--- EXCERPTED RECORDS ---

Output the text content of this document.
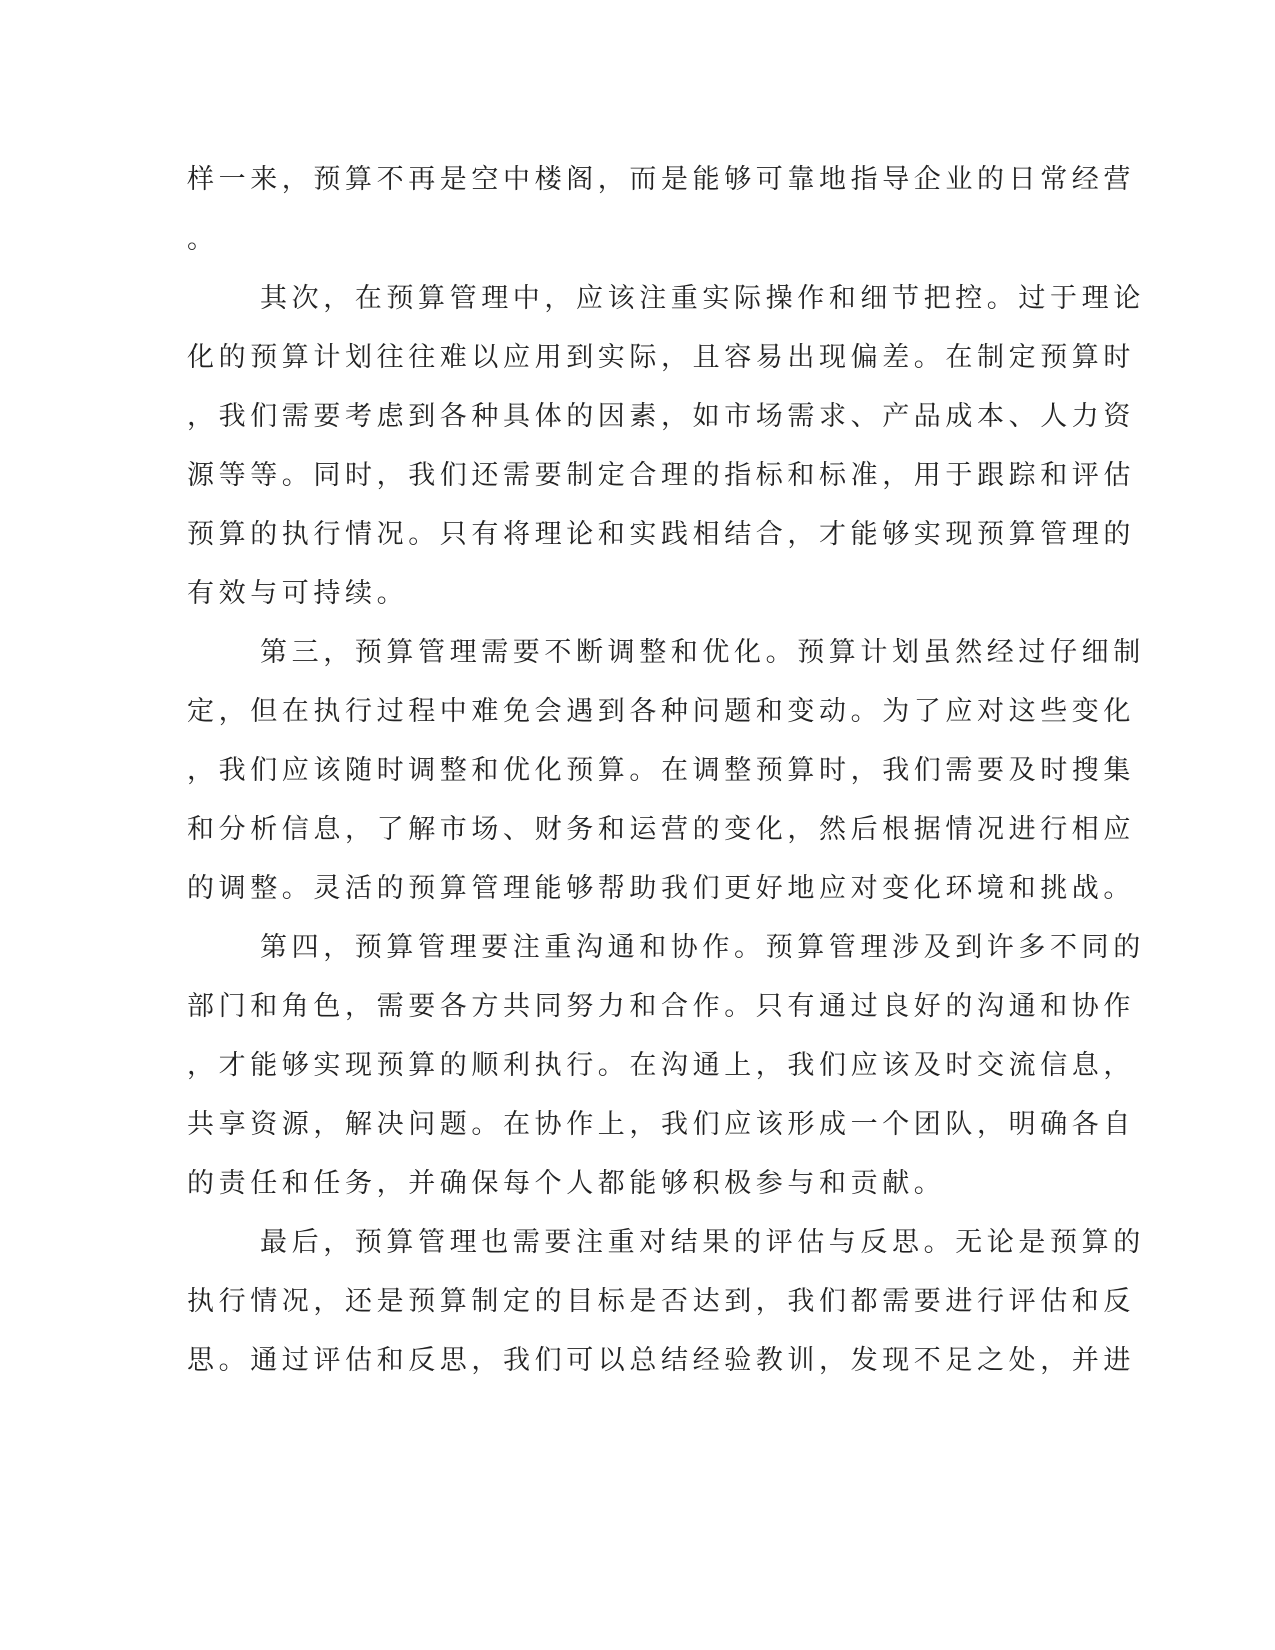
样一来，预算不再是空中楼阁，而是能够可靠地指导企业的日常经营
。
其次，在预算管理中，应该注重实际操作和细节把控。过于理论
化的预算计划往往难以应用到实际，且容易出现偏差。在制定预算时
，我们需要考虑到各种具体的因素，如市场需求、产品成本、人力资
源等等。同时，我们还需要制定合理的指标和标准，用于跟踪和评估
预算的执行情况。只有将理论和实践相结合，才能够实现预算管理的
有效与可持续。
第三，预算管理需要不断调整和优化。预算计划虽然经过仔细制
定，但在执行过程中难免会遇到各种问题和变动。为了应对这些变化
，我们应该随时调整和优化预算。在调整预算时，我们需要及时搜集
和分析信息，了解市场、财务和运营的变化，然后根据情况进行相应
的调整。灵活的预算管理能够帮助我们更好地应对变化环境和挑战。
第四，预算管理要注重沟通和协作。预算管理涉及到许多不同的
部门和角色，需要各方共同努力和合作。只有通过良好的沟通和协作
，才能够实现预算的顺利执行。在沟通上，我们应该及时交流信息，
共享资源，解决问题。在协作上，我们应该形成一个团队，明确各自
的责任和任务，并确保每个人都能够积极参与和贡献。
最后，预算管理也需要注重对结果的评估与反思。无论是预算的
执行情况，还是预算制定的目标是否达到，我们都需要进行评估和反
思。通过评估和反思，我们可以总结经验教训，发现不足之处，并进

---

- WHAT YOU NEED TO DO
Reproduce each record above by retyping it exactly; omit all images.

- EXERCISE OUTPUT
Output the text content of this document.
样一来，预算不再是空中楼阁，而是能够可靠地指导企业的日常经营
。
其次，在预算管理中，应该注重实际操作和细节把控。过于理论
化的预算计划往往难以应用到实际，且容易出现偏差。在制定预算时
，我们需要考虑到各种具体的因素，如市场需求、产品成本、人力资
源等等。同时，我们还需要制定合理的指标和标准，用于跟踪和评估
预算的执行情况。只有将理论和实践相结合，才能够实现预算管理的
有效与可持续。
第三，预算管理需要不断调整和优化。预算计划虽然经过仔细制
定，但在执行过程中难免会遇到各种问题和变动。为了应对这些变化
，我们应该随时调整和优化预算。在调整预算时，我们需要及时搜集
和分析信息，了解市场、财务和运营的变化，然后根据情况进行相应
的调整。灵活的预算管理能够帮助我们更好地应对变化环境和挑战。
第四，预算管理要注重沟通和协作。预算管理涉及到许多不同的
部门和角色，需要各方共同努力和合作。只有通过良好的沟通和协作
，才能够实现预算的顺利执行。在沟通上，我们应该及时交流信息，
共享资源，解决问题。在协作上，我们应该形成一个团队，明确各自
的责任和任务，并确保每个人都能够积极参与和贡献。
最后，预算管理也需要注重对结果的评估与反思。无论是预算的
执行情况，还是预算制定的目标是否达到，我们都需要进行评估和反
思。通过评估和反思，我们可以总结经验教训，发现不足之处，并进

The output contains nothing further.